### What the task asks
Reproduce the data below in full and exclude every picture.
** BEGIN Record excerpts **
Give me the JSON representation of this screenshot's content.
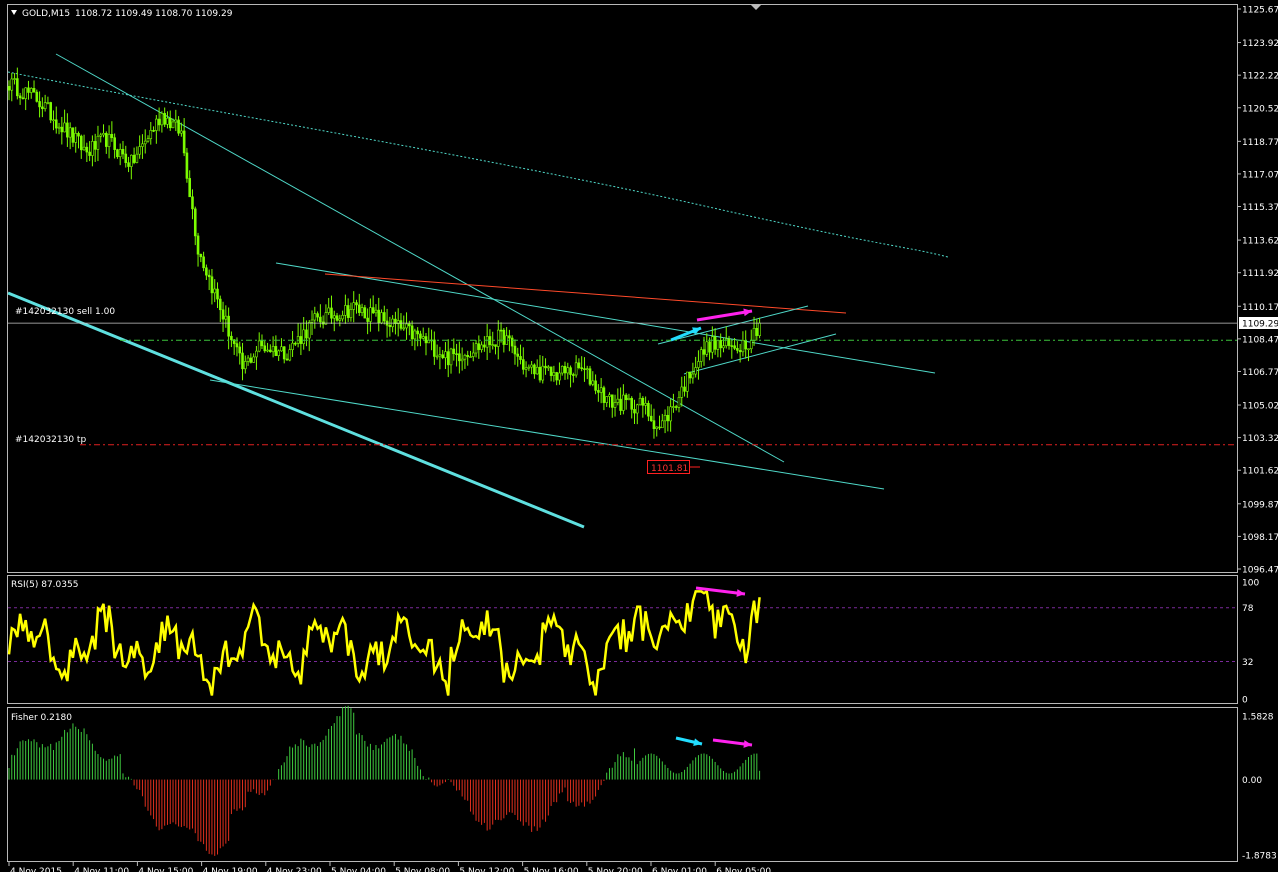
{
  "header": {
    "title": "GOLD,M15",
    "ohlc": "1108.72 1109.49 1108.70 1109.29"
  },
  "price_pane": {
    "y_ticks": [
      "1125.67",
      "1123.92",
      "1122.22",
      "1120.52",
      "1118.77",
      "1117.07",
      "1115.37",
      "1113.62",
      "1111.92",
      "1110.17",
      "1108.47",
      "1106.77",
      "1105.02",
      "1103.32",
      "1101.62",
      "1099.87",
      "1098.17",
      "1096.47"
    ],
    "current_price": "1109.29",
    "order_label": "#142032130 sell 1.00",
    "tp_label": "#142032130 tp",
    "tp_box": "1101.81",
    "order_price": 1108.4,
    "tp_price": 1102.95
  },
  "rsi_pane": {
    "title": "RSI(5) 87.0355",
    "levels": [
      "100",
      "78",
      "32",
      "0"
    ]
  },
  "fisher_pane": {
    "title": "Fisher 0.2180",
    "levels": [
      "1.5828",
      "0.00",
      "-1.8783"
    ]
  },
  "x_ticks": [
    "4 Nov 2015",
    "4 Nov 11:00",
    "4 Nov 15:00",
    "4 Nov 19:00",
    "4 Nov 23:00",
    "5 Nov 04:00",
    "5 Nov 08:00",
    "5 Nov 12:00",
    "5 Nov 16:00",
    "5 Nov 20:00",
    "6 Nov 01:00",
    "6 Nov 05:00"
  ],
  "colors": {
    "bull": "#7CFC00",
    "trend": "#4FD8C8",
    "resistance": "#FF4A2A",
    "rsi": "#FFFF00",
    "fisher_up": "#3FCB3F",
    "fisher_down": "#E0301E",
    "arrow_magenta": "#FF22EE",
    "arrow_cyan": "#22DDFF"
  },
  "chart_data": [
    {
      "type": "candlestick",
      "title": "GOLD,M15",
      "ylim": [
        1096.47,
        1125.67
      ],
      "close_waypoints": [
        [
          0,
          1121.8
        ],
        [
          10,
          1121.0
        ],
        [
          20,
          1119.4
        ],
        [
          28,
          1118.2
        ],
        [
          35,
          1118.9
        ],
        [
          44,
          1117.6
        ],
        [
          55,
          1120.2
        ],
        [
          62,
          1119.2
        ],
        [
          68,
          1113.2
        ],
        [
          78,
          1109.3
        ],
        [
          84,
          1106.9
        ],
        [
          90,
          1108.1
        ],
        [
          100,
          1107.8
        ],
        [
          110,
          1109.4
        ],
        [
          124,
          1110.1
        ],
        [
          134,
          1109.5
        ],
        [
          148,
          1108.5
        ],
        [
          158,
          1107.5
        ],
        [
          166,
          1107.9
        ],
        [
          178,
          1108.6
        ],
        [
          186,
          1106.9
        ],
        [
          196,
          1106.6
        ],
        [
          206,
          1106.9
        ],
        [
          216,
          1105.2
        ],
        [
          228,
          1105.0
        ],
        [
          234,
          1103.8
        ],
        [
          240,
          1105.2
        ],
        [
          246,
          1107.0
        ],
        [
          252,
          1108.2
        ],
        [
          260,
          1108.0
        ],
        [
          266,
          1108.4
        ],
        [
          270,
          1109.29
        ]
      ]
    },
    {
      "type": "line",
      "title": "RSI(5) 87.0355",
      "ylim": [
        0,
        100
      ],
      "last_value": 87.0355
    },
    {
      "type": "bar",
      "title": "Fisher 0.2180",
      "ylim": [
        -1.8783,
        1.5828
      ],
      "last_value": 0.218
    }
  ]
}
** END Record excerpts **
### Answer for this exercise
Give me the JSON representation of this screenshot's content.
{
  "header": {
    "title": "GOLD,M15",
    "ohlc": "1108.72 1109.49 1108.70 1109.29"
  },
  "price_pane": {
    "y_ticks": [
      "1125.67",
      "1123.92",
      "1122.22",
      "1120.52",
      "1118.77",
      "1117.07",
      "1115.37",
      "1113.62",
      "1111.92",
      "1110.17",
      "1108.47",
      "1106.77",
      "1105.02",
      "1103.32",
      "1101.62",
      "1099.87",
      "1098.17",
      "1096.47"
    ],
    "current_price": "1109.29",
    "order_label": "#142032130 sell 1.00",
    "tp_label": "#142032130 tp",
    "tp_box": "1101.81",
    "order_price": 1108.4,
    "tp_price": 1102.95
  },
  "rsi_pane": {
    "title": "RSI(5) 87.0355",
    "levels": [
      "100",
      "78",
      "32",
      "0"
    ]
  },
  "fisher_pane": {
    "title": "Fisher 0.2180",
    "levels": [
      "1.5828",
      "0.00",
      "-1.8783"
    ]
  },
  "x_ticks": [
    "4 Nov 2015",
    "4 Nov 11:00",
    "4 Nov 15:00",
    "4 Nov 19:00",
    "4 Nov 23:00",
    "5 Nov 04:00",
    "5 Nov 08:00",
    "5 Nov 12:00",
    "5 Nov 16:00",
    "5 Nov 20:00",
    "6 Nov 01:00",
    "6 Nov 05:00"
  ],
  "colors": {
    "bull": "#7CFC00",
    "trend": "#4FD8C8",
    "resistance": "#FF4A2A",
    "rsi": "#FFFF00",
    "fisher_up": "#3FCB3F",
    "fisher_down": "#E0301E",
    "arrow_magenta": "#FF22EE",
    "arrow_cyan": "#22DDFF"
  },
  "chart_data": [
    {
      "type": "candlestick",
      "title": "GOLD,M15",
      "ylim": [
        1096.47,
        1125.67
      ],
      "close_waypoints": [
        [
          0,
          1121.8
        ],
        [
          10,
          1121.0
        ],
        [
          20,
          1119.4
        ],
        [
          28,
          1118.2
        ],
        [
          35,
          1118.9
        ],
        [
          44,
          1117.6
        ],
        [
          55,
          1120.2
        ],
        [
          62,
          1119.2
        ],
        [
          68,
          1113.2
        ],
        [
          78,
          1109.3
        ],
        [
          84,
          1106.9
        ],
        [
          90,
          1108.1
        ],
        [
          100,
          1107.8
        ],
        [
          110,
          1109.4
        ],
        [
          124,
          1110.1
        ],
        [
          134,
          1109.5
        ],
        [
          148,
          1108.5
        ],
        [
          158,
          1107.5
        ],
        [
          166,
          1107.9
        ],
        [
          178,
          1108.6
        ],
        [
          186,
          1106.9
        ],
        [
          196,
          1106.6
        ],
        [
          206,
          1106.9
        ],
        [
          216,
          1105.2
        ],
        [
          228,
          1105.0
        ],
        [
          234,
          1103.8
        ],
        [
          240,
          1105.2
        ],
        [
          246,
          1107.0
        ],
        [
          252,
          1108.2
        ],
        [
          260,
          1108.0
        ],
        [
          266,
          1108.4
        ],
        [
          270,
          1109.29
        ]
      ]
    },
    {
      "type": "line",
      "title": "RSI(5) 87.0355",
      "ylim": [
        0,
        100
      ],
      "last_value": 87.0355
    },
    {
      "type": "bar",
      "title": "Fisher 0.2180",
      "ylim": [
        -1.8783,
        1.5828
      ],
      "last_value": 0.218
    }
  ]
}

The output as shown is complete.